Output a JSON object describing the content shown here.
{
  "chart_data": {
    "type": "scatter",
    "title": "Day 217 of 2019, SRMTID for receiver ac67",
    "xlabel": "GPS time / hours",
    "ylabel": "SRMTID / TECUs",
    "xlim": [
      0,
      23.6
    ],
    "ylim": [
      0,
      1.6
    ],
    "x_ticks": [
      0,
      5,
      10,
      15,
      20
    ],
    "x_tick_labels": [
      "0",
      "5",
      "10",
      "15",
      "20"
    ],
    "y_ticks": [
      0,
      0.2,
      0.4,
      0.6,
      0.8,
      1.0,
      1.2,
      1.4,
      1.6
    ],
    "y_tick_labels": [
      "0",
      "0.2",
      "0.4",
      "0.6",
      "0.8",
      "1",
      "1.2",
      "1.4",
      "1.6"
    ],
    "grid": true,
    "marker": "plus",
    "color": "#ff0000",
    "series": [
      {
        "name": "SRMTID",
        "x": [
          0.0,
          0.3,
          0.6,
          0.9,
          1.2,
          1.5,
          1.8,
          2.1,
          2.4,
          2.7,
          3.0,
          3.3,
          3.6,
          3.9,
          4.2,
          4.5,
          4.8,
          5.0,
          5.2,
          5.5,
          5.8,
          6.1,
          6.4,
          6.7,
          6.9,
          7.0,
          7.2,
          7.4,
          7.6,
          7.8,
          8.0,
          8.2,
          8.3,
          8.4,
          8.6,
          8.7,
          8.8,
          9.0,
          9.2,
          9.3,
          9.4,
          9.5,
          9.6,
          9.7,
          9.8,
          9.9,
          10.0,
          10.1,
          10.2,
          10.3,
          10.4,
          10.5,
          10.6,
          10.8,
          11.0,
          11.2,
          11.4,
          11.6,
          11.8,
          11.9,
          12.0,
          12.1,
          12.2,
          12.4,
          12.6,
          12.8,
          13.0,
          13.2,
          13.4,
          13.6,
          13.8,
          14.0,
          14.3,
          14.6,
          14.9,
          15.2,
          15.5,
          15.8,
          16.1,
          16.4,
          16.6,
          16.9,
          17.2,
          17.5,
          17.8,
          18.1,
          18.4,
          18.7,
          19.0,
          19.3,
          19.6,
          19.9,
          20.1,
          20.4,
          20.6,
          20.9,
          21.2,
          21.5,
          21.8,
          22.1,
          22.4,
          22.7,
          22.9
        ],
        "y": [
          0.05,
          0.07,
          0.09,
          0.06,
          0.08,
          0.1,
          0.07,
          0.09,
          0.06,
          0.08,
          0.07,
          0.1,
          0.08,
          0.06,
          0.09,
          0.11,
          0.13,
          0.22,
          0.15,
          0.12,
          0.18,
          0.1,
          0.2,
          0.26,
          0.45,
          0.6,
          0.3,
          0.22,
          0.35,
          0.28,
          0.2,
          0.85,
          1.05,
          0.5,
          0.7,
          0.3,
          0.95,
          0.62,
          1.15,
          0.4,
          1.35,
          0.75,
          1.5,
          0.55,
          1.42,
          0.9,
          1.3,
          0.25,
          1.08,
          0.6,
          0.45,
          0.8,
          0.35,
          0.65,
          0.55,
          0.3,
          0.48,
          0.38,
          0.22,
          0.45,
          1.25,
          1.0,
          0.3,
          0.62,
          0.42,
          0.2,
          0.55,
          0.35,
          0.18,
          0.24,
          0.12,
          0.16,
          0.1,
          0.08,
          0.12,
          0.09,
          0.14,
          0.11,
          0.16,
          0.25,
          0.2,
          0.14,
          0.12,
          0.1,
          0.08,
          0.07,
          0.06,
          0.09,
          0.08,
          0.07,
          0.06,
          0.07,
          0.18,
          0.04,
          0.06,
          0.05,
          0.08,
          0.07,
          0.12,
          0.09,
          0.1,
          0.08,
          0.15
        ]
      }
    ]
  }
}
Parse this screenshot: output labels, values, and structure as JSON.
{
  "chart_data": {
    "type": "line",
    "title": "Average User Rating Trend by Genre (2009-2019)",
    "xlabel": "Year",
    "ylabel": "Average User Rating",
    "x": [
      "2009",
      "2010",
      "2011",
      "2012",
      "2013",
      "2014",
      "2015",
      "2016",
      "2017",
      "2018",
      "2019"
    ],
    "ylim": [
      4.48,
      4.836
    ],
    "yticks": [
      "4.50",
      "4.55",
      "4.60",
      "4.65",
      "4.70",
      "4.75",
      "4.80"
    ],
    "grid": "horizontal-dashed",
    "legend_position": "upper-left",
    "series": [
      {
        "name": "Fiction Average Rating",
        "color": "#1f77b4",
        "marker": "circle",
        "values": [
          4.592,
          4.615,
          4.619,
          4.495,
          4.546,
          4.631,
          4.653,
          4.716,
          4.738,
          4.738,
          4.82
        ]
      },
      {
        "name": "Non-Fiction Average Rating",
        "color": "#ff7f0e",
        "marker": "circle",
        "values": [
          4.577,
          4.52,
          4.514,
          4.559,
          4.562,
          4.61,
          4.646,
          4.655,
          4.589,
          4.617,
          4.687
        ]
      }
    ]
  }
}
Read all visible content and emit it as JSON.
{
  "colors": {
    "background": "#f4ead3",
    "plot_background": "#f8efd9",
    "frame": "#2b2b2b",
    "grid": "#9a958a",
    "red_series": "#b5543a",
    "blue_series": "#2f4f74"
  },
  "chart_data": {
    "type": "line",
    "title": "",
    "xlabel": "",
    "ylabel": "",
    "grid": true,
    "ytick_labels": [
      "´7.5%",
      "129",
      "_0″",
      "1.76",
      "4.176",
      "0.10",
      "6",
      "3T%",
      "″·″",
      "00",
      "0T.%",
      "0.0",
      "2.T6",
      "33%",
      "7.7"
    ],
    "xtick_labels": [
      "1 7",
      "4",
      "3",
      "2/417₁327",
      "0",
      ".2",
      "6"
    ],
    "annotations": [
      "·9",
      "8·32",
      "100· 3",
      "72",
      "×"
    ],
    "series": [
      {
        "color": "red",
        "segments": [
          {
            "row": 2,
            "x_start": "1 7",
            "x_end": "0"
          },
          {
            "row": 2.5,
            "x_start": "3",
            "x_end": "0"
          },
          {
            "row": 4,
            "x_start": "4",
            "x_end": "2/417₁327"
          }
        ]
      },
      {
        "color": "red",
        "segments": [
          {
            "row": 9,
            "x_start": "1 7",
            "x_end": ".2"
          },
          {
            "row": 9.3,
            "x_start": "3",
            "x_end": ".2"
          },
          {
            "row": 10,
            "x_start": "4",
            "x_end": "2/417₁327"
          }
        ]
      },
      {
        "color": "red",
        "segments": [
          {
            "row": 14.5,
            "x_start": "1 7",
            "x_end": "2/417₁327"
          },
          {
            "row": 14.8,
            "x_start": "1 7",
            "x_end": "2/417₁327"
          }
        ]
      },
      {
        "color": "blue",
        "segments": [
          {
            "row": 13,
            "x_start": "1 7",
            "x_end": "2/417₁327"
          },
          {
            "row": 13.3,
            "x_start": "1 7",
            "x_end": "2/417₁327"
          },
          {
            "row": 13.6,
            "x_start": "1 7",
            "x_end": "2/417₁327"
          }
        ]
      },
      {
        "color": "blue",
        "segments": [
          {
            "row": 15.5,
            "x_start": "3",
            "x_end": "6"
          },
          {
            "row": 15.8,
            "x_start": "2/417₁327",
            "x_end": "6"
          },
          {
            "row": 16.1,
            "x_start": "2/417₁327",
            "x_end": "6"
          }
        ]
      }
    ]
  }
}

##########

» EXERCISE BRIEF
From the data, list each line in which the string "JSON" appears.

» CORRECT RESPONSE
Output a JSON object describing the content shown here.
Parse this screenshot: output labels, values, and structure as JSON.
Read all visible content and emit it as JSON.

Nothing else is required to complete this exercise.